## [Work to be completed]
Give every entry again, unchanged, and leave its images out.

## [Records provided]
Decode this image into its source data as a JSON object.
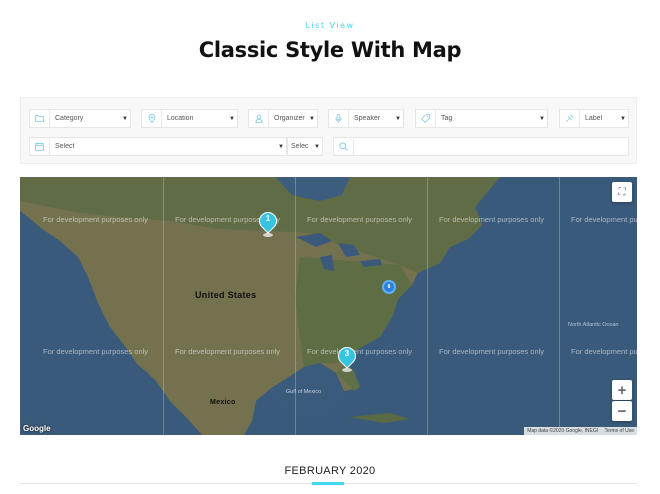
{
  "header": {
    "eyebrow": "List View",
    "title": "Classic Style With Map"
  },
  "filters": {
    "category": "Category",
    "location": "Location",
    "organizer": "Organizer",
    "speaker": "Speaker",
    "tag": "Tag",
    "label": "Label",
    "select_main": "Select",
    "select_small": "Selec",
    "search_value": ""
  },
  "map": {
    "dev_watermark": "For development purposes only",
    "country_us": "United States",
    "country_mexico": "Mexico",
    "gulf": "Gulf of Mexico",
    "atlantic": "North Atlantic Ocean",
    "google_logo": "Google",
    "attribution": "Map data ©2020 Google, INEGI",
    "terms": "Terms of Use",
    "zoom_in": "+",
    "zoom_out": "−",
    "marker_1": "1",
    "marker_3": "3",
    "cluster": "8"
  },
  "calendar": {
    "month": "FEBRUARY 2020"
  },
  "colors": {
    "accent": "#40d9f1",
    "marker": "#37c4e1",
    "ocean": "#3a5a7b",
    "land": "#7a7a52"
  },
  "icons": [
    "folder-icon",
    "location-pin-icon",
    "user-icon",
    "microphone-icon",
    "tag-icon",
    "label-icon",
    "calendar-icon",
    "search-icon",
    "fullscreen-icon"
  ]
}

## [Expected output]
Decode this image into its source data as a JSON object.
{
  "header": {
    "eyebrow": "List View",
    "title": "Classic Style With Map"
  },
  "filters": {
    "category": "Category",
    "location": "Location",
    "organizer": "Organizer",
    "speaker": "Speaker",
    "tag": "Tag",
    "label": "Label",
    "select_main": "Select",
    "select_small": "Selec",
    "search_value": ""
  },
  "map": {
    "dev_watermark": "For development purposes only",
    "country_us": "United States",
    "country_mexico": "Mexico",
    "gulf": "Gulf of Mexico",
    "atlantic": "North Atlantic Ocean",
    "google_logo": "Google",
    "attribution": "Map data ©2020 Google, INEGI",
    "terms": "Terms of Use",
    "zoom_in": "+",
    "zoom_out": "−",
    "marker_1": "1",
    "marker_3": "3",
    "cluster": "8"
  },
  "calendar": {
    "month": "FEBRUARY 2020"
  },
  "colors": {
    "accent": "#40d9f1",
    "marker": "#37c4e1",
    "ocean": "#3a5a7b",
    "land": "#7a7a52"
  },
  "icons": [
    "folder-icon",
    "location-pin-icon",
    "user-icon",
    "microphone-icon",
    "tag-icon",
    "label-icon",
    "calendar-icon",
    "search-icon",
    "fullscreen-icon"
  ]
}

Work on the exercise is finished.